ЦЕЛЬ: Воспроизведите весь материал строка за строкой без единого изменения, но без картинок.

(Набор материала)

◆ ◆ ◆ ◆

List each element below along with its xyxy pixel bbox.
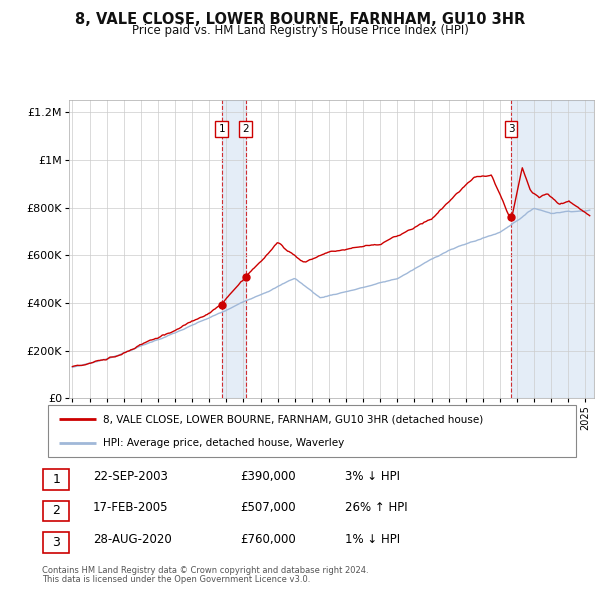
Text: 8, VALE CLOSE, LOWER BOURNE, FARNHAM, GU10 3HR (detached house): 8, VALE CLOSE, LOWER BOURNE, FARNHAM, GU… [103,414,484,424]
FancyBboxPatch shape [43,500,70,522]
FancyBboxPatch shape [48,405,576,457]
Text: 8, VALE CLOSE, LOWER BOURNE, FARNHAM, GU10 3HR: 8, VALE CLOSE, LOWER BOURNE, FARNHAM, GU… [75,12,525,27]
Text: 1: 1 [218,124,225,133]
Bar [511,100,594,398]
Text: This data is licensed under the Open Government Licence v3.0.: This data is licensed under the Open Gov… [42,575,310,584]
Text: 3: 3 [52,536,61,549]
Text: Contains HM Land Registry data © Crown copyright and database right 2024.: Contains HM Land Registry data © Crown c… [42,566,368,575]
Text: 26% ↑ HPI: 26% ↑ HPI [345,502,407,514]
FancyBboxPatch shape [43,469,70,490]
Text: 2: 2 [242,124,249,133]
Text: 28-AUG-2020: 28-AUG-2020 [93,533,172,546]
Text: £507,000: £507,000 [240,502,296,514]
FancyBboxPatch shape [43,532,70,553]
Text: 22-SEP-2003: 22-SEP-2003 [93,470,168,483]
Text: HPI: Average price, detached house, Waverley: HPI: Average price, detached house, Wave… [103,438,344,448]
Text: 1: 1 [52,473,61,486]
Text: £390,000: £390,000 [240,470,296,483]
Text: Price paid vs. HM Land Registry's House Price Index (HPI): Price paid vs. HM Land Registry's House … [131,24,469,37]
Text: £760,000: £760,000 [240,533,296,546]
Text: 1% ↓ HPI: 1% ↓ HPI [345,533,400,546]
Text: 17-FEB-2005: 17-FEB-2005 [93,502,169,514]
Text: 3: 3 [508,124,515,133]
Text: 3% ↓ HPI: 3% ↓ HPI [345,470,400,483]
Text: 2: 2 [52,504,61,517]
Bar [221,100,245,398]
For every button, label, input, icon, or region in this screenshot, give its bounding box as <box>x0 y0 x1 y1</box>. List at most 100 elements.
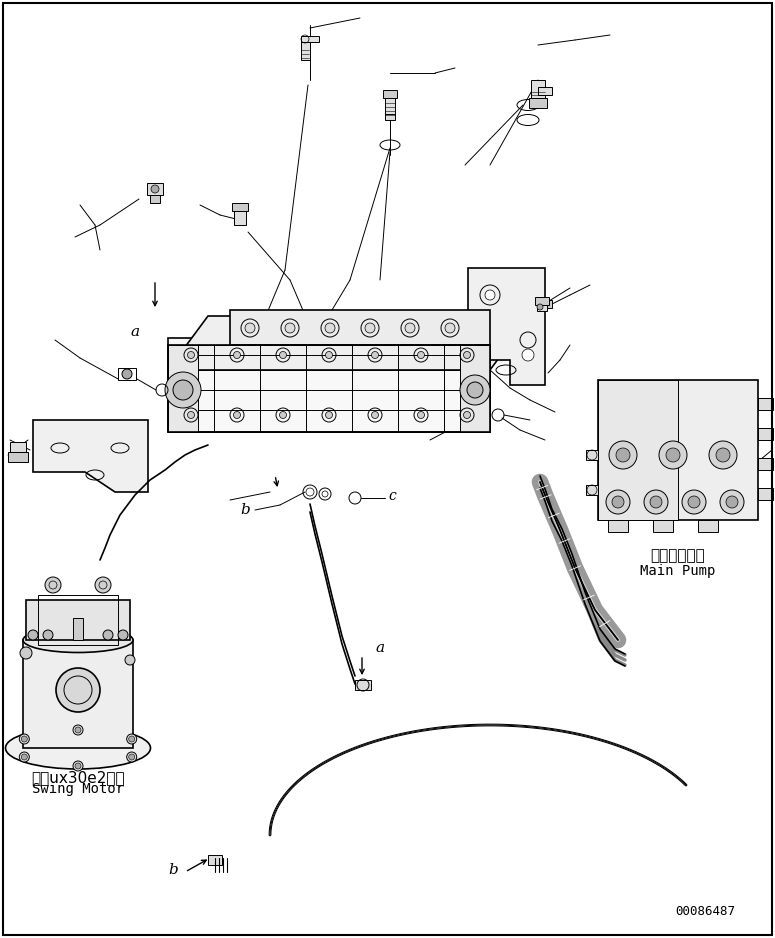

◆ ◆ ◆ ◆

ИТОГ УПРАЖНЕНИЯ:
List each element below along with its xyxy pixel bbox.
Text: 8, VALE CLOSE, LOWER BOURNE, FARNHAM, GU10 3HR (detached house): 8, VALE CLOSE, LOWER BOURNE, FARNHAM, GU… [103,414,484,424]
FancyBboxPatch shape [43,500,70,522]
FancyBboxPatch shape [48,405,576,457]
Text: 8, VALE CLOSE, LOWER BOURNE, FARNHAM, GU10 3HR: 8, VALE CLOSE, LOWER BOURNE, FARNHAM, GU… [75,12,525,27]
Text: 1: 1 [218,124,225,133]
Bar [511,100,594,398]
Text: This data is licensed under the Open Government Licence v3.0.: This data is licensed under the Open Gov… [42,575,310,584]
Text: 3: 3 [52,536,61,549]
Text: Contains HM Land Registry data © Crown copyright and database right 2024.: Contains HM Land Registry data © Crown c… [42,566,368,575]
Text: 26% ↑ HPI: 26% ↑ HPI [345,502,407,514]
FancyBboxPatch shape [43,469,70,490]
Text: 2: 2 [242,124,249,133]
Text: 28-AUG-2020: 28-AUG-2020 [93,533,172,546]
Text: £507,000: £507,000 [240,502,296,514]
FancyBboxPatch shape [43,532,70,553]
Text: 22-SEP-2003: 22-SEP-2003 [93,470,168,483]
Text: HPI: Average price, detached house, Waverley: HPI: Average price, detached house, Wave… [103,438,344,448]
Text: 1: 1 [52,473,61,486]
Text: £390,000: £390,000 [240,470,296,483]
Text: Price paid vs. HM Land Registry's House Price Index (HPI): Price paid vs. HM Land Registry's House … [131,24,469,37]
Text: £760,000: £760,000 [240,533,296,546]
Text: 1% ↓ HPI: 1% ↓ HPI [345,533,400,546]
Text: 17-FEB-2005: 17-FEB-2005 [93,502,169,514]
Text: 3: 3 [508,124,515,133]
Text: 3% ↓ HPI: 3% ↓ HPI [345,470,400,483]
Text: 2: 2 [52,504,61,517]
Bar [221,100,245,398]
For every button, label, input, icon, or region in this screenshot, give its bounding box as <box>x0 y0 x1 y1</box>. List at most 100 elements.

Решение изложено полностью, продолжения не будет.